Exercise >>
Produce an exact copy of all the data below, dropping every image.

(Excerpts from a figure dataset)
····················

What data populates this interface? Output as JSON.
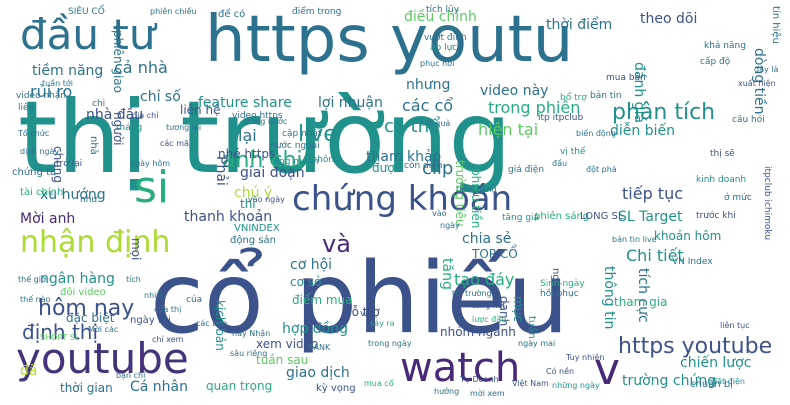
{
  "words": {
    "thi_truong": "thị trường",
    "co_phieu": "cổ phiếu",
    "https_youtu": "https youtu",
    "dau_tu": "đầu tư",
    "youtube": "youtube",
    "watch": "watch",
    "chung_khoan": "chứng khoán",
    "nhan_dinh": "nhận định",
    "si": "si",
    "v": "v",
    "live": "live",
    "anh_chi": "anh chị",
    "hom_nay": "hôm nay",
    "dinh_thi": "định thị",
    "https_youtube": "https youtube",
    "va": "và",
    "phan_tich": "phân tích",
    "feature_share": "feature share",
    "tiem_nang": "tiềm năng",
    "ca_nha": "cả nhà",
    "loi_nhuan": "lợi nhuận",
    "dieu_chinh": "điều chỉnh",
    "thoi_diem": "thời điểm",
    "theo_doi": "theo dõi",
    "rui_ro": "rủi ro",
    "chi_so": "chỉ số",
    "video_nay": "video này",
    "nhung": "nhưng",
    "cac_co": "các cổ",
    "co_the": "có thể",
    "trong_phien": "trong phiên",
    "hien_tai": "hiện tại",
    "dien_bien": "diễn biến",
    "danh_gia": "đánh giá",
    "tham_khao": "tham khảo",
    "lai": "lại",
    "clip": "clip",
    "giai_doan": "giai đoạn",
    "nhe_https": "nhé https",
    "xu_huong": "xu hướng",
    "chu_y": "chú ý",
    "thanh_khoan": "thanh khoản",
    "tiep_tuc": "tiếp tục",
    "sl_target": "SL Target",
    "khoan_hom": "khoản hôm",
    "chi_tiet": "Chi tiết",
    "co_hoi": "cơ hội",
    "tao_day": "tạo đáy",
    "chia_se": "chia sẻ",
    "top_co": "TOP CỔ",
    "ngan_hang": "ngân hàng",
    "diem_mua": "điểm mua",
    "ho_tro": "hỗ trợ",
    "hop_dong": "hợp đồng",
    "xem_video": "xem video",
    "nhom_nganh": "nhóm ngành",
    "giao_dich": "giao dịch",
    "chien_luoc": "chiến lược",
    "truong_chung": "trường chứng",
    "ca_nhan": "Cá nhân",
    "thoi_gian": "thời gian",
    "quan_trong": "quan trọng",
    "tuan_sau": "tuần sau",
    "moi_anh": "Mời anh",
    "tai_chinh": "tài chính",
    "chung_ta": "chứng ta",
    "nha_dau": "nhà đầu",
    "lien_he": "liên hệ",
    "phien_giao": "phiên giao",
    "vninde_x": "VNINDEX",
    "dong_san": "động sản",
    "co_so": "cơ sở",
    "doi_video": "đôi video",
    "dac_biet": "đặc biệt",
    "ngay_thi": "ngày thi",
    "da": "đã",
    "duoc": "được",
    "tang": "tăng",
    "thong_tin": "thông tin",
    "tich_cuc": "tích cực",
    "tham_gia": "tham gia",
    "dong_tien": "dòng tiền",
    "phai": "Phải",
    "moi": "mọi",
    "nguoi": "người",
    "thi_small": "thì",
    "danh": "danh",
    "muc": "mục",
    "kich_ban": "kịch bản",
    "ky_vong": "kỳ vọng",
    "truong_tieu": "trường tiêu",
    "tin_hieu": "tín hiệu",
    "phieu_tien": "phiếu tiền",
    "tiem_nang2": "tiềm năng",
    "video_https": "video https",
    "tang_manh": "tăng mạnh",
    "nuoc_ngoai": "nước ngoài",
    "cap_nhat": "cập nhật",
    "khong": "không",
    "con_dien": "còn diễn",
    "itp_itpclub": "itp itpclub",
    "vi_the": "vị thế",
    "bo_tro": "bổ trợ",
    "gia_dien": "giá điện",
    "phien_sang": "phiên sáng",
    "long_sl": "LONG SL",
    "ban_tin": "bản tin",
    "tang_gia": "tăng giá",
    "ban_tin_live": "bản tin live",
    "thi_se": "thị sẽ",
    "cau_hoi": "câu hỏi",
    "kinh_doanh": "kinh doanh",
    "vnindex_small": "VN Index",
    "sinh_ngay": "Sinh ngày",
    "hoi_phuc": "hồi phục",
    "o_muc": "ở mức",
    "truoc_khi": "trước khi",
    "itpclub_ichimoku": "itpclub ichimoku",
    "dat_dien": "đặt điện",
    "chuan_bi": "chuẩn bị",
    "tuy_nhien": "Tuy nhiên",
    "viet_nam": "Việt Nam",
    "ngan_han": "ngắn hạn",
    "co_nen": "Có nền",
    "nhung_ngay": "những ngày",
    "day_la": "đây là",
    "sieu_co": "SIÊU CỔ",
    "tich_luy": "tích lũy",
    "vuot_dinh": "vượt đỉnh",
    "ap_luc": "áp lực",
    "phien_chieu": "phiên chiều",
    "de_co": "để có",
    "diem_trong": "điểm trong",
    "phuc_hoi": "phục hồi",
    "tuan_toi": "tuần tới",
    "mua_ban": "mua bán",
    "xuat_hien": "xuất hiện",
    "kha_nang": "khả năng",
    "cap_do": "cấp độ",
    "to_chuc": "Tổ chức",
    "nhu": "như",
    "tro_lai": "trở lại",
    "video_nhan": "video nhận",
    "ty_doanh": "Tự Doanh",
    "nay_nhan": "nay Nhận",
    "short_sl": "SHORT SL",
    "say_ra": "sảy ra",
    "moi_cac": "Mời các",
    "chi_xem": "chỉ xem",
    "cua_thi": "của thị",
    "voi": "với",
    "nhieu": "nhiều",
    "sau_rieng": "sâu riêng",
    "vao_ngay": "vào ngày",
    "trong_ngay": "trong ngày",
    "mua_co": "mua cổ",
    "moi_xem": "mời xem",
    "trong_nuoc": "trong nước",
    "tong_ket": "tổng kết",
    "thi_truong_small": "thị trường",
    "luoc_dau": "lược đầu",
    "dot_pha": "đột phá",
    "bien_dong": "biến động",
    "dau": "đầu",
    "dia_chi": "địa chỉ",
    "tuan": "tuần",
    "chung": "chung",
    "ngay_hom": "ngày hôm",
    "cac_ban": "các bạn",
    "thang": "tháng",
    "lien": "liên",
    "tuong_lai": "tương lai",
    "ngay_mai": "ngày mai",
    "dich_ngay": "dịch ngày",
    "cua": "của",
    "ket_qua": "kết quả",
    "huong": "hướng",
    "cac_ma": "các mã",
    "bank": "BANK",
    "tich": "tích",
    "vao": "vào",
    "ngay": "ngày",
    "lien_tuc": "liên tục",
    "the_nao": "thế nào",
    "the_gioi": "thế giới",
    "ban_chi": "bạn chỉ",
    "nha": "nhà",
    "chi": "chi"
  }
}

····················

Response below >>
What data populates this interface? Output as JSON.
{
  "words": {
    "thi_truong": "thị trường",
    "co_phieu": "cổ phiếu",
    "https_youtu": "https youtu",
    "dau_tu": "đầu tư",
    "youtube": "youtube",
    "watch": "watch",
    "chung_khoan": "chứng khoán",
    "nhan_dinh": "nhận định",
    "si": "si",
    "v": "v",
    "live": "live",
    "anh_chi": "anh chị",
    "hom_nay": "hôm nay",
    "dinh_thi": "định thị",
    "https_youtube": "https youtube",
    "va": "và",
    "phan_tich": "phân tích",
    "feature_share": "feature share",
    "tiem_nang": "tiềm năng",
    "ca_nha": "cả nhà",
    "loi_nhuan": "lợi nhuận",
    "dieu_chinh": "điều chỉnh",
    "thoi_diem": "thời điểm",
    "theo_doi": "theo dõi",
    "rui_ro": "rủi ro",
    "chi_so": "chỉ số",
    "video_nay": "video này",
    "nhung": "nhưng",
    "cac_co": "các cổ",
    "co_the": "có thể",
    "trong_phien": "trong phiên",
    "hien_tai": "hiện tại",
    "dien_bien": "diễn biến",
    "danh_gia": "đánh giá",
    "tham_khao": "tham khảo",
    "lai": "lại",
    "clip": "clip",
    "giai_doan": "giai đoạn",
    "nhe_https": "nhé https",
    "xu_huong": "xu hướng",
    "chu_y": "chú ý",
    "thanh_khoan": "thanh khoản",
    "tiep_tuc": "tiếp tục",
    "sl_target": "SL Target",
    "khoan_hom": "khoản hôm",
    "chi_tiet": "Chi tiết",
    "co_hoi": "cơ hội",
    "tao_day": "tạo đáy",
    "chia_se": "chia sẻ",
    "top_co": "TOP CỔ",
    "ngan_hang": "ngân hàng",
    "diem_mua": "điểm mua",
    "ho_tro": "hỗ trợ",
    "hop_dong": "hợp đồng",
    "xem_video": "xem video",
    "nhom_nganh": "nhóm ngành",
    "giao_dich": "giao dịch",
    "chien_luoc": "chiến lược",
    "truong_chung": "trường chứng",
    "ca_nhan": "Cá nhân",
    "thoi_gian": "thời gian",
    "quan_trong": "quan trọng",
    "tuan_sau": "tuần sau",
    "moi_anh": "Mời anh",
    "tai_chinh": "tài chính",
    "chung_ta": "chứng ta",
    "nha_dau": "nhà đầu",
    "lien_he": "liên hệ",
    "phien_giao": "phiên giao",
    "vninde_x": "VNINDEX",
    "dong_san": "động sản",
    "co_so": "cơ sở",
    "doi_video": "đôi video",
    "dac_biet": "đặc biệt",
    "ngay_thi": "ngày thi",
    "da": "đã",
    "duoc": "được",
    "tang": "tăng",
    "thong_tin": "thông tin",
    "tich_cuc": "tích cực",
    "tham_gia": "tham gia",
    "dong_tien": "dòng tiền",
    "phai": "Phải",
    "moi": "mọi",
    "nguoi": "người",
    "thi_small": "thì",
    "danh": "danh",
    "muc": "mục",
    "kich_ban": "kịch bản",
    "ky_vong": "kỳ vọng",
    "truong_tieu": "trường tiêu",
    "tin_hieu": "tín hiệu",
    "phieu_tien": "phiếu tiền",
    "tiem_nang2": "tiềm năng",
    "video_https": "video https",
    "tang_manh": "tăng mạnh",
    "nuoc_ngoai": "nước ngoài",
    "cap_nhat": "cập nhật",
    "khong": "không",
    "con_dien": "còn diễn",
    "itp_itpclub": "itp itpclub",
    "vi_the": "vị thế",
    "bo_tro": "bổ trợ",
    "gia_dien": "giá điện",
    "phien_sang": "phiên sáng",
    "long_sl": "LONG SL",
    "ban_tin": "bản tin",
    "tang_gia": "tăng giá",
    "ban_tin_live": "bản tin live",
    "thi_se": "thị sẽ",
    "cau_hoi": "câu hỏi",
    "kinh_doanh": "kinh doanh",
    "vnindex_small": "VN Index",
    "sinh_ngay": "Sinh ngày",
    "hoi_phuc": "hồi phục",
    "o_muc": "ở mức",
    "truoc_khi": "trước khi",
    "itpclub_ichimoku": "itpclub ichimoku",
    "dat_dien": "đặt điện",
    "chuan_bi": "chuẩn bị",
    "tuy_nhien": "Tuy nhiên",
    "viet_nam": "Việt Nam",
    "ngan_han": "ngắn hạn",
    "co_nen": "Có nền",
    "nhung_ngay": "những ngày",
    "day_la": "đây là",
    "sieu_co": "SIÊU CỔ",
    "tich_luy": "tích lũy",
    "vuot_dinh": "vượt đỉnh",
    "ap_luc": "áp lực",
    "phien_chieu": "phiên chiều",
    "de_co": "để có",
    "diem_trong": "điểm trong",
    "phuc_hoi": "phục hồi",
    "tuan_toi": "tuần tới",
    "mua_ban": "mua bán",
    "xuat_hien": "xuất hiện",
    "kha_nang": "khả năng",
    "cap_do": "cấp độ",
    "to_chuc": "Tổ chức",
    "nhu": "như",
    "tro_lai": "trở lại",
    "video_nhan": "video nhận",
    "ty_doanh": "Tự Doanh",
    "nay_nhan": "nay Nhận",
    "short_sl": "SHORT SL",
    "say_ra": "sảy ra",
    "moi_cac": "Mời các",
    "chi_xem": "chỉ xem",
    "cua_thi": "của thị",
    "voi": "với",
    "nhieu": "nhiều",
    "sau_rieng": "sâu riêng",
    "vao_ngay": "vào ngày",
    "trong_ngay": "trong ngày",
    "mua_co": "mua cổ",
    "moi_xem": "mời xem",
    "trong_nuoc": "trong nước",
    "tong_ket": "tổng kết",
    "thi_truong_small": "thị trường",
    "luoc_dau": "lược đầu",
    "dot_pha": "đột phá",
    "bien_dong": "biến động",
    "dau": "đầu",
    "dia_chi": "địa chỉ",
    "tuan": "tuần",
    "chung": "chung",
    "ngay_hom": "ngày hôm",
    "cac_ban": "các bạn",
    "thang": "tháng",
    "lien": "liên",
    "tuong_lai": "tương lai",
    "ngay_mai": "ngày mai",
    "dich_ngay": "dịch ngày",
    "cua": "của",
    "ket_qua": "kết quả",
    "huong": "hướng",
    "cac_ma": "các mã",
    "bank": "BANK",
    "tich": "tích",
    "vao": "vào",
    "ngay": "ngày",
    "lien_tuc": "liên tục",
    "the_nao": "thế nào",
    "the_gioi": "thế giới",
    "ban_chi": "bạn chỉ",
    "nha": "nhà",
    "chi": "chi"
  }
}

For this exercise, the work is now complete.